EXERCISE DIRECTIONS:
Every record must appear in your copy exactly as written, with no pictures.

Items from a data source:
— Start —

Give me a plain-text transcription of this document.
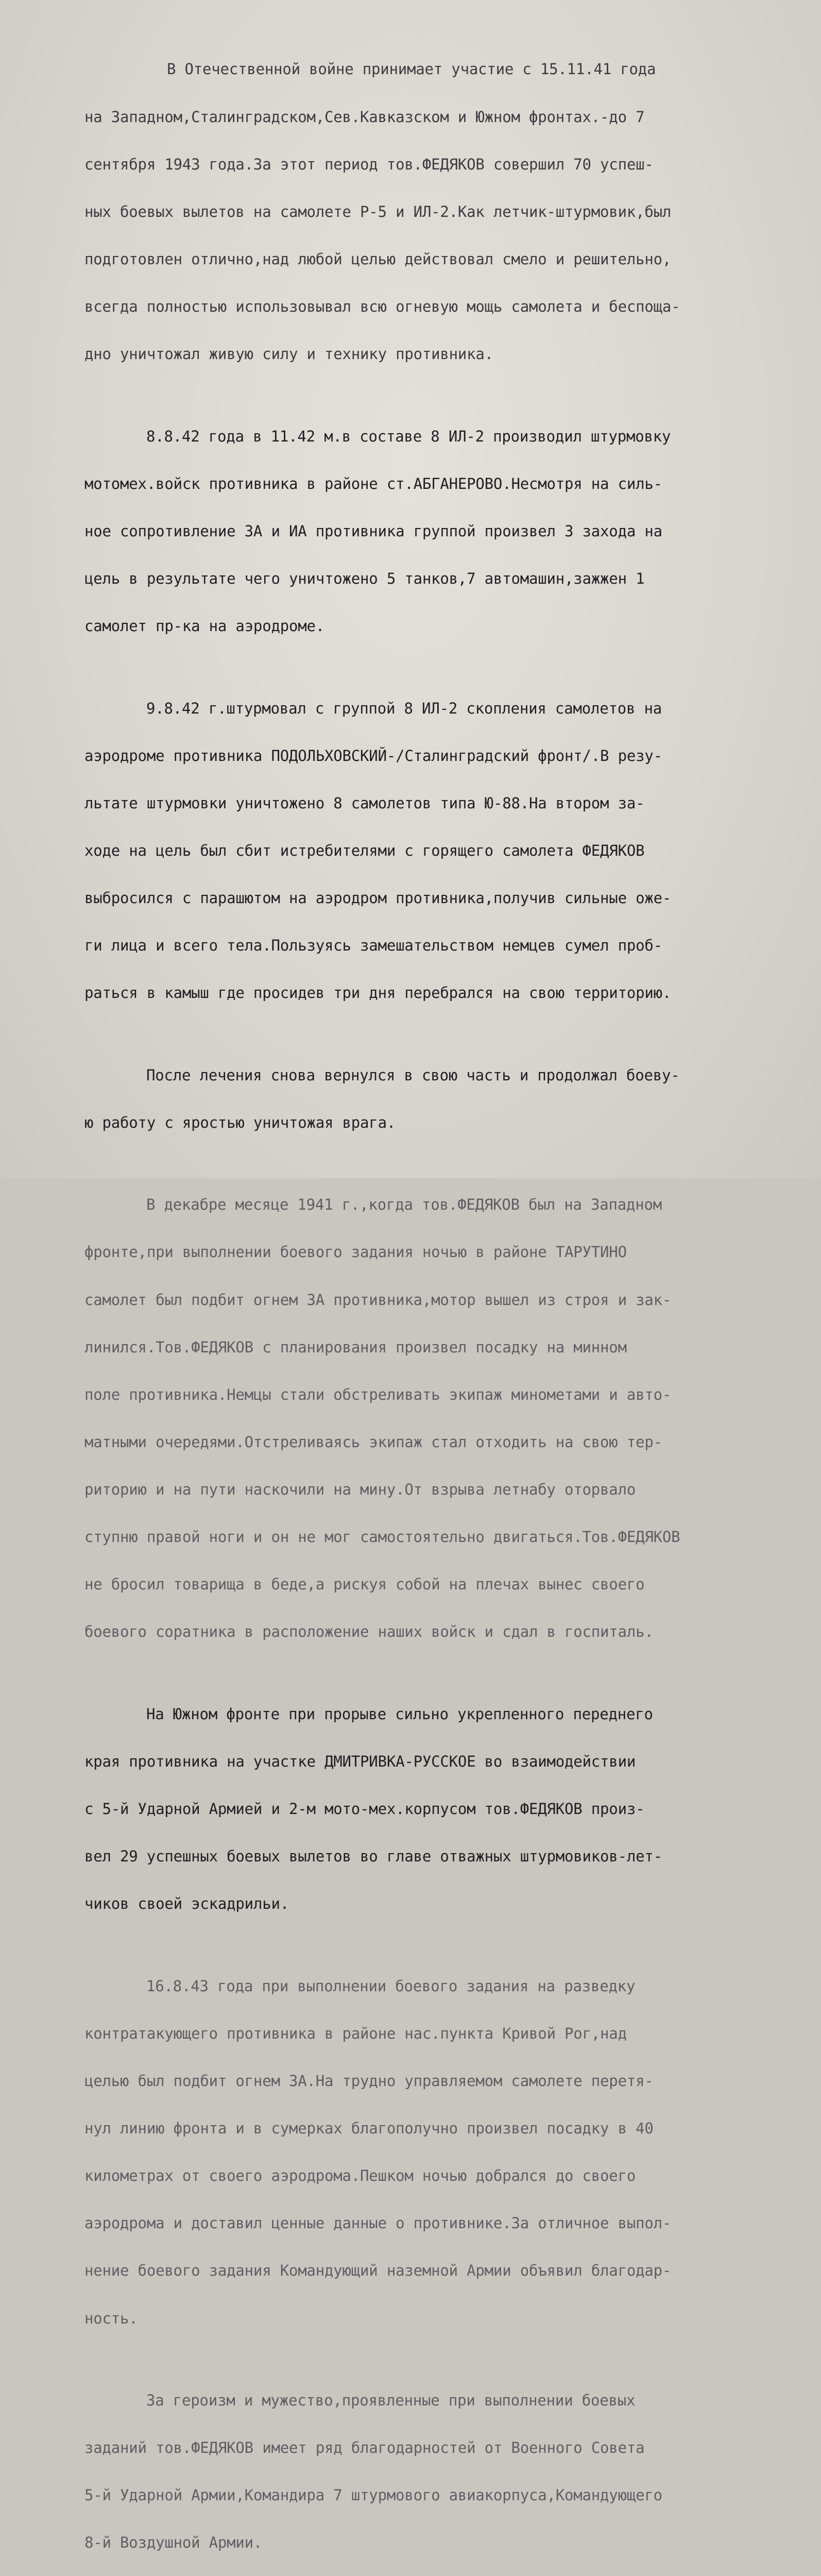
В Отечественной войне принимает участие с 15.11.41 года

на Западном,Сталинградском,Сев.Кавказском и Южном фронтах.-до 7

сентября 1943 года.За этот период тов.ФЕДЯКОВ совершил 70 успеш-

ных боевых вылетов на самолете Р-5 и ИЛ-2.Как летчик-штурмовик,был

подготовлен отлично,над любой целью действовал смело и решительно,

всегда полностью использовывал всю огневую мощь самолета и беспоща-

дно уничтожал живую силу и технику противника.

8.8.42 года в 11.42 м.в составе 8 ИЛ-2 производил штурмовку

мотомех.войск противника в районе ст.АБГАНЕРОВО.Несмотря на силь-

ное сопротивление ЗА и ИА противника группой произвел 3 захода на

цель в результате чего уничтожено 5 танков,7 автомашин,зажжен 1

самолет пр-ка на аэродроме.

9.8.42 г.штурмовал с группой 8 ИЛ-2 скопления самолетов на

аэродроме противника ПОДОЛЬХОВСКИЙ-/Сталинградский фронт/.В резу-

льтате штурмовки уничтожено 8 самолетов типа Ю-88.На втором за-

ходе на цель был сбит истребителями с горящего самолета ФЕДЯКОВ

выбросился с парашютом на аэродром противника,получив сильные оже-

ги лица и всего тела.Пользуясь замешательством немцев сумел проб-

раться в камыш где просидев три дня перебрался на свою территорию.

После лечения снова вернулся в свою часть и продолжал боеву-

ю работу с яростью уничтожая врага.

В декабре месяце 1941 г.,когда тов.ФЕДЯКОВ был на Западном

фронте,при выполнении боевого задания ночью в районе ТАРУТИНО

самолет был подбит огнем ЗА противника,мотор вышел из строя и зак-

линился.Тов.ФЕДЯКОВ с планирования произвел посадку на минном

поле противника.Немцы стали обстреливать экипаж минометами и авто-

матными очередями.Отстреливаясь экипаж стал отходить на свою тер-

риторию и на пути наскочили на мину.От взрыва летнабу оторвало

ступню правой ноги и он не мог самостоятельно двигаться.Тов.ФЕДЯКОВ

не бросил товарища в беде,а рискуя собой на плечах вынес своего

боевого соратника в расположение наших войск и сдал в госпиталь.

На Южном фронте при прорыве сильно укрепленного переднего

края противника на участке ДМИТРИВКА-РУССКОЕ во взаимодействии

с 5-й Ударной Армией и 2-м мото-мех.корпусом тов.ФЕДЯКОВ произ-

вел 29 успешных боевых вылетов во главе отважных штурмовиков-лет-

чиков своей эскадрильи.

16.8.43 года при выполнении боевого задания на разведку

контратакующего противника в районе нас.пункта Кривой Рог,над

целью был подбит огнем ЗА.На трудно управляемом самолете перетя-

нул линию фронта и в сумерках благополучно произвел посадку в 40

километрах от своего аэродрома.Пешком ночью добрался до своего

аэродрома и доставил ценные данные о противнике.За отличное выпол-

нение боевого задания Командующий наземной Армии объявил благодар-

ность.

За героизм и мужество,проявленные при выполнении боевых

заданий тов.ФЕДЯКОВ имеет ряд благодарностей от Военного Совета

5-й Ударной Армии,Командира 7 штурмового авиакорпуса,Командующего

8-й Воздушной Армии.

— End —

REPLY TO THE EXERCISE:
Give me a plain-text transcription of this document.
В Отечественной войне принимает участие с 15.11.41 года

на Западном,Сталинградском,Сев.Кавказском и Южном фронтах.-до 7

сентября 1943 года.За этот период тов.ФЕДЯКОВ совершил 70 успеш-

ных боевых вылетов на самолете Р-5 и ИЛ-2.Как летчик-штурмовик,был

подготовлен отлично,над любой целью действовал смело и решительно,

всегда полностью использовывал всю огневую мощь самолета и беспоща-

дно уничтожал живую силу и технику противника.

8.8.42 года в 11.42 м.в составе 8 ИЛ-2 производил штурмовку

мотомех.войск противника в районе ст.АБГАНЕРОВО.Несмотря на силь-

ное сопротивление ЗА и ИА противника группой произвел 3 захода на

цель в результате чего уничтожено 5 танков,7 автомашин,зажжен 1

самолет пр-ка на аэродроме.

9.8.42 г.штурмовал с группой 8 ИЛ-2 скопления самолетов на

аэродроме противника ПОДОЛЬХОВСКИЙ-/Сталинградский фронт/.В резу-

льтате штурмовки уничтожено 8 самолетов типа Ю-88.На втором за-

ходе на цель был сбит истребителями с горящего самолета ФЕДЯКОВ

выбросился с парашютом на аэродром противника,получив сильные оже-

ги лица и всего тела.Пользуясь замешательством немцев сумел проб-

раться в камыш где просидев три дня перебрался на свою территорию.

После лечения снова вернулся в свою часть и продолжал боеву-

ю работу с яростью уничтожая врага.

В декабре месяце 1941 г.,когда тов.ФЕДЯКОВ был на Западном

фронте,при выполнении боевого задания ночью в районе ТАРУТИНО

самолет был подбит огнем ЗА противника,мотор вышел из строя и зак-

линился.Тов.ФЕДЯКОВ с планирования произвел посадку на минном

поле противника.Немцы стали обстреливать экипаж минометами и авто-

матными очередями.Отстреливаясь экипаж стал отходить на свою тер-

риторию и на пути наскочили на мину.От взрыва летнабу оторвало

ступню правой ноги и он не мог самостоятельно двигаться.Тов.ФЕДЯКОВ

не бросил товарища в беде,а рискуя собой на плечах вынес своего

боевого соратника в расположение наших войск и сдал в госпиталь.

На Южном фронте при прорыве сильно укрепленного переднего

края противника на участке ДМИТРИВКА-РУССКОЕ во взаимодействии

с 5-й Ударной Армией и 2-м мото-мех.корпусом тов.ФЕДЯКОВ произ-

вел 29 успешных боевых вылетов во главе отважных штурмовиков-лет-

чиков своей эскадрильи.

16.8.43 года при выполнении боевого задания на разведку

контратакующего противника в районе нас.пункта Кривой Рог,над

целью был подбит огнем ЗА.На трудно управляемом самолете перетя-

нул линию фронта и в сумерках благополучно произвел посадку в 40

километрах от своего аэродрома.Пешком ночью добрался до своего

аэродрома и доставил ценные данные о противнике.За отличное выпол-

нение боевого задания Командующий наземной Армии объявил благодар-

ность.

За героизм и мужество,проявленные при выполнении боевых

заданий тов.ФЕДЯКОВ имеет ряд благодарностей от Военного Совета

5-й Ударной Армии,Командира 7 штурмового авиакорпуса,Командующего

8-й Воздушной Армии.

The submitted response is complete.